> _Materials provided_
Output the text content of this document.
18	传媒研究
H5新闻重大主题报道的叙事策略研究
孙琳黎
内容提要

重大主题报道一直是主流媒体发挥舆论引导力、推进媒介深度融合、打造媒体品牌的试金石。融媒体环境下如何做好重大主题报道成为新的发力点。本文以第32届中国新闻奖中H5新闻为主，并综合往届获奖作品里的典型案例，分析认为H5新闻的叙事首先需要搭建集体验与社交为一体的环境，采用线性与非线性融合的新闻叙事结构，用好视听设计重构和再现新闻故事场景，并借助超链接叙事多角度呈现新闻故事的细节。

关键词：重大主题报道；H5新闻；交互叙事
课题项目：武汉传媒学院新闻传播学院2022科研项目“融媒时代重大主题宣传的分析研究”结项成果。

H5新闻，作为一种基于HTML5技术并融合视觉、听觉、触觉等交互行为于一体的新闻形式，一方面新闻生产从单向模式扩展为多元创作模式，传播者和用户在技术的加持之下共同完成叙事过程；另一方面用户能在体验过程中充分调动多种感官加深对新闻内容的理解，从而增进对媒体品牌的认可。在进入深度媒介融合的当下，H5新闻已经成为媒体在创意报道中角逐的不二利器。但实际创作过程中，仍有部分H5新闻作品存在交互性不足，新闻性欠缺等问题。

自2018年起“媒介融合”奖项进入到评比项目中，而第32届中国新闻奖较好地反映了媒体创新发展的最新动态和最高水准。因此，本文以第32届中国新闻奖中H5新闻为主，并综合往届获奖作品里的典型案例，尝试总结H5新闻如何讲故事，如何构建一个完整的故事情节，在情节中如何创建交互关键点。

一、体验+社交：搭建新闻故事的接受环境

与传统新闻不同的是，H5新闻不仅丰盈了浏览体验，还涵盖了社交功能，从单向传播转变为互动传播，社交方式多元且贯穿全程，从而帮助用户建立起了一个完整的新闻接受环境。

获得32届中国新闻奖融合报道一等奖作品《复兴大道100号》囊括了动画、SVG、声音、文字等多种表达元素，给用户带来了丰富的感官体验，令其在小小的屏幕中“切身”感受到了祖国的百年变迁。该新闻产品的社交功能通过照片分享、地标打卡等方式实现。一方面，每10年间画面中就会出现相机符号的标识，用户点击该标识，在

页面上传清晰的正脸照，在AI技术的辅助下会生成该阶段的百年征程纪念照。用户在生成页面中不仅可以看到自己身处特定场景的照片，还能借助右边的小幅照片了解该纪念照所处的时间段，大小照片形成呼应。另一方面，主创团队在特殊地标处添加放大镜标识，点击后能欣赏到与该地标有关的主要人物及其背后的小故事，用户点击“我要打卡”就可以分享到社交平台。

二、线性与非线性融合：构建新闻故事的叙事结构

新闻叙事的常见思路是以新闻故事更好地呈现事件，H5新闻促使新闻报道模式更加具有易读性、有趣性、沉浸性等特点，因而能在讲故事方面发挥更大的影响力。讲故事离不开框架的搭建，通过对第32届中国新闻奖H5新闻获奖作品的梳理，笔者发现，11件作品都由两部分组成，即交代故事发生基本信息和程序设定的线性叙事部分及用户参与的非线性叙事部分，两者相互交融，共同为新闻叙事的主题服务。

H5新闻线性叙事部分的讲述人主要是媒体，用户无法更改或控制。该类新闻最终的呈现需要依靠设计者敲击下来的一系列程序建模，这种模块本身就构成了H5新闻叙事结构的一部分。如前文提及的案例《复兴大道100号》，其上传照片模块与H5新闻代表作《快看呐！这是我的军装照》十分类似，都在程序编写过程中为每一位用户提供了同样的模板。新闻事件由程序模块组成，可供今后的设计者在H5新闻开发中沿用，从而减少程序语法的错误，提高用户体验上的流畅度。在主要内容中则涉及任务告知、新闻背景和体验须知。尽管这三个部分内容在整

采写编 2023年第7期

> _Written task_
Write the listing out again, exactly as shown above.

> _Answer below_
Output the text content of this document.
18	传媒研究
H5新闻重大主题报道的叙事策略研究
孙琳黎
内容提要

重大主题报道一直是主流媒体发挥舆论引导力、推进媒介深度融合、打造媒体品牌的试金石。融媒体环境下如何做好重大主题报道成为新的发力点。本文以第32届中国新闻奖中H5新闻为主，并综合往届获奖作品里的典型案例，分析认为H5新闻的叙事首先需要搭建集体验与社交为一体的环境，采用线性与非线性融合的新闻叙事结构，用好视听设计重构和再现新闻故事场景，并借助超链接叙事多角度呈现新闻故事的细节。

关键词：重大主题报道；H5新闻；交互叙事
课题项目：武汉传媒学院新闻传播学院2022科研项目“融媒时代重大主题宣传的分析研究”结项成果。

H5新闻，作为一种基于HTML5技术并融合视觉、听觉、触觉等交互行为于一体的新闻形式，一方面新闻生产从单向模式扩展为多元创作模式，传播者和用户在技术的加持之下共同完成叙事过程；另一方面用户能在体验过程中充分调动多种感官加深对新闻内容的理解，从而增进对媒体品牌的认可。在进入深度媒介融合的当下，H5新闻已经成为媒体在创意报道中角逐的不二利器。但实际创作过程中，仍有部分H5新闻作品存在交互性不足，新闻性欠缺等问题。

自2018年起“媒介融合”奖项进入到评比项目中，而第32届中国新闻奖较好地反映了媒体创新发展的最新动态和最高水准。因此，本文以第32届中国新闻奖中H5新闻为主，并综合往届获奖作品里的典型案例，尝试总结H5新闻如何讲故事，如何构建一个完整的故事情节，在情节中如何创建交互关键点。

一、体验+社交：搭建新闻故事的接受环境

与传统新闻不同的是，H5新闻不仅丰盈了浏览体验，还涵盖了社交功能，从单向传播转变为互动传播，社交方式多元且贯穿全程，从而帮助用户建立起了一个完整的新闻接受环境。

获得32届中国新闻奖融合报道一等奖作品《复兴大道100号》囊括了动画、SVG、声音、文字等多种表达元素，给用户带来了丰富的感官体验，令其在小小的屏幕中“切身”感受到了祖国的百年变迁。该新闻产品的社交功能通过照片分享、地标打卡等方式实现。一方面，每10年间画面中就会出现相机符号的标识，用户点击该标识，在

页面上传清晰的正脸照，在AI技术的辅助下会生成该阶段的百年征程纪念照。用户在生成页面中不仅可以看到自己身处特定场景的照片，还能借助右边的小幅照片了解该纪念照所处的时间段，大小照片形成呼应。另一方面，主创团队在特殊地标处添加放大镜标识，点击后能欣赏到与该地标有关的主要人物及其背后的小故事，用户点击“我要打卡”就可以分享到社交平台。

二、线性与非线性融合：构建新闻故事的叙事结构

新闻叙事的常见思路是以新闻故事更好地呈现事件，H5新闻促使新闻报道模式更加具有易读性、有趣性、沉浸性等特点，因而能在讲故事方面发挥更大的影响力。讲故事离不开框架的搭建，通过对第32届中国新闻奖H5新闻获奖作品的梳理，笔者发现，11件作品都由两部分组成，即交代故事发生基本信息和程序设定的线性叙事部分及用户参与的非线性叙事部分，两者相互交融，共同为新闻叙事的主题服务。

H5新闻线性叙事部分的讲述人主要是媒体，用户无法更改或控制。该类新闻最终的呈现需要依靠设计者敲击下来的一系列程序建模，这种模块本身就构成了H5新闻叙事结构的一部分。如前文提及的案例《复兴大道100号》，其上传照片模块与H5新闻代表作《快看呐！这是我的军装照》十分类似，都在程序编写过程中为每一位用户提供了同样的模板。新闻事件由程序模块组成，可供今后的设计者在H5新闻开发中沿用，从而减少程序语法的错误，提高用户体验上的流畅度。在主要内容中则涉及任务告知、新闻背景和体验须知。尽管这三个部分内容在整

采写编 2023年第7期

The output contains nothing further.